* Task to carry out: Find each line with "CAMPOO" and copy it.

· · · ·

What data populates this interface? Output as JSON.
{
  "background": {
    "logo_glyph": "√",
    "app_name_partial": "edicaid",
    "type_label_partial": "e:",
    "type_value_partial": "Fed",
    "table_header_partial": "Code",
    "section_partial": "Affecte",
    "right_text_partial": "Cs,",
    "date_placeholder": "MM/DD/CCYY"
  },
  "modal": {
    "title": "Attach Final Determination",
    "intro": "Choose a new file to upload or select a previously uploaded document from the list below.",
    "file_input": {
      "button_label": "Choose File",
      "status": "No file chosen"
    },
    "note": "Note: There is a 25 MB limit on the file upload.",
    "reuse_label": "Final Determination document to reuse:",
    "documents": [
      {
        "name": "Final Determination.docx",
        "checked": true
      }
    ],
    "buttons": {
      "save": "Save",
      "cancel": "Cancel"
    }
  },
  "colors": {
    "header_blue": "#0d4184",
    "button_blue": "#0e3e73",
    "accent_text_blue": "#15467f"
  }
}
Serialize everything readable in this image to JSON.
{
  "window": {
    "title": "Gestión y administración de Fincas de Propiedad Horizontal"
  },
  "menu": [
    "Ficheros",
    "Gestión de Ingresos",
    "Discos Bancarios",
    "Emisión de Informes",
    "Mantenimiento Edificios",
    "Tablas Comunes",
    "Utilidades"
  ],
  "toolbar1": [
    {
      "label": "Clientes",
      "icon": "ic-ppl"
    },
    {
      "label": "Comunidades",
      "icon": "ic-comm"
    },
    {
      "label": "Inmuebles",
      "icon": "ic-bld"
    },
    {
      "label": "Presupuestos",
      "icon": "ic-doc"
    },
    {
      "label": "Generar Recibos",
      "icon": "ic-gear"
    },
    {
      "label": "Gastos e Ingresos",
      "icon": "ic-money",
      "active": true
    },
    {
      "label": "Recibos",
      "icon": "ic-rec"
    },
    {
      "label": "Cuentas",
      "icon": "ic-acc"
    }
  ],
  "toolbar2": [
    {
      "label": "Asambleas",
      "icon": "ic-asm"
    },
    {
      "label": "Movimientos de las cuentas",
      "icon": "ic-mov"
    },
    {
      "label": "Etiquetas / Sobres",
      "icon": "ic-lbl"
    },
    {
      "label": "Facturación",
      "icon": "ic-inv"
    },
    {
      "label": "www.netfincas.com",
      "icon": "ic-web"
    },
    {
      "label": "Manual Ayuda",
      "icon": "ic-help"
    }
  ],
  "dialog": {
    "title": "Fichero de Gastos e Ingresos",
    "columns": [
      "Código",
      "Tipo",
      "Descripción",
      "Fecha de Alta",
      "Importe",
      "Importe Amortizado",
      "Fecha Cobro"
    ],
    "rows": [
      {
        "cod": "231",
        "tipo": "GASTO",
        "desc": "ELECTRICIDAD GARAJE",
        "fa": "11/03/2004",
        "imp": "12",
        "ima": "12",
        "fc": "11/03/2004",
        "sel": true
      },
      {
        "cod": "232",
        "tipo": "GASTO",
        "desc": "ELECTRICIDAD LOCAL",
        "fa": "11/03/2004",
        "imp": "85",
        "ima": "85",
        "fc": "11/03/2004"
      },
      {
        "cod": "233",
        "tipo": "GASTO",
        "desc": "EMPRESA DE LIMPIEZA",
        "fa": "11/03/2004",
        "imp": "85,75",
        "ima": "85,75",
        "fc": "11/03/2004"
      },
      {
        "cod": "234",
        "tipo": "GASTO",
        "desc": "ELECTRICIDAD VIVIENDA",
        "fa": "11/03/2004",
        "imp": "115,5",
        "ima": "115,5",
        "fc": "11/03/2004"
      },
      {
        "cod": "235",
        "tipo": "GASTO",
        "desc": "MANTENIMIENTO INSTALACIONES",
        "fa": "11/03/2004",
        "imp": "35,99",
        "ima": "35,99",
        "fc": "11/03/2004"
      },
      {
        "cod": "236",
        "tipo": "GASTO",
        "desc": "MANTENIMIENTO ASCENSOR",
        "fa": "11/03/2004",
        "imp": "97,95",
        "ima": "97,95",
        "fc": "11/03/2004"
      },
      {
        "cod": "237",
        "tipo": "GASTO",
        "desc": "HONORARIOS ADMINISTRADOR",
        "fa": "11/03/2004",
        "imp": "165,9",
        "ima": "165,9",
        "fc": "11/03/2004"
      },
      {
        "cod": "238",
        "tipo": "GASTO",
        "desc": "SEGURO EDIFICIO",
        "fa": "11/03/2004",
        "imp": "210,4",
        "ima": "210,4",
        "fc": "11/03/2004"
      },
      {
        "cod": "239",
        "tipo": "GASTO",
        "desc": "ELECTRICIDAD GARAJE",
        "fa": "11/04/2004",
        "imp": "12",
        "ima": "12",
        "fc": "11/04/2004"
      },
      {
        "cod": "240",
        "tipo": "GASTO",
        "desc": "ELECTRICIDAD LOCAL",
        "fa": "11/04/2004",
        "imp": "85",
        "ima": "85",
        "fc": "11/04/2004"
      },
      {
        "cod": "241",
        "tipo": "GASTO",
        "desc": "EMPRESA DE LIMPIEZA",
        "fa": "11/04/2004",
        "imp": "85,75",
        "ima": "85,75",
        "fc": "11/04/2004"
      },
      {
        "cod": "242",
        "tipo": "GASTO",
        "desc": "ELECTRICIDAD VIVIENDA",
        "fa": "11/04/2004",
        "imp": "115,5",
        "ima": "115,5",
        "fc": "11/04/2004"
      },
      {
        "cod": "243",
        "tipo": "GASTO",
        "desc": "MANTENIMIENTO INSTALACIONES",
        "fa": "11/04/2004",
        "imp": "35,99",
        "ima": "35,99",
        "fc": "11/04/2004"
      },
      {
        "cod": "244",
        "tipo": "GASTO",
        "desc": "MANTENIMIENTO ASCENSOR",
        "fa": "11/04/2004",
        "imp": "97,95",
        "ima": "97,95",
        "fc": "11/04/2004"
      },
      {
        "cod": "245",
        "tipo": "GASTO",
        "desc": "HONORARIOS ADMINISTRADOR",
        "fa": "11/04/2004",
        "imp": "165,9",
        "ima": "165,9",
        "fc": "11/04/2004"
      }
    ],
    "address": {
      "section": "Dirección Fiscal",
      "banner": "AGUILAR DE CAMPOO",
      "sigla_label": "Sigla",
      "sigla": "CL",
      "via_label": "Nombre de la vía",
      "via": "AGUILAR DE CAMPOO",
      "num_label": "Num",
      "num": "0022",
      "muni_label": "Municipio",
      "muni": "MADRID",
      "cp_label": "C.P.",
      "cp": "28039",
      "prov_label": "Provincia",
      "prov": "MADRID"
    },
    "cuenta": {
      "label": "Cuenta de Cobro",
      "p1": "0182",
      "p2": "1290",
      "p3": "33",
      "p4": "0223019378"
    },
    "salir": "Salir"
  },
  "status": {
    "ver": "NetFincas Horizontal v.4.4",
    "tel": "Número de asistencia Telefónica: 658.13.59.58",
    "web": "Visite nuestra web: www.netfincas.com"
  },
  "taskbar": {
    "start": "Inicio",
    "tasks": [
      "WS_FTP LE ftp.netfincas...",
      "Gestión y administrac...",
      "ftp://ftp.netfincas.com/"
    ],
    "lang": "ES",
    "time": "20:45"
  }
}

· · · ·

* Completed exercise:
      "banner": "AGUILAR DE CAMPOO",
      "via": "AGUILAR DE CAMPOO",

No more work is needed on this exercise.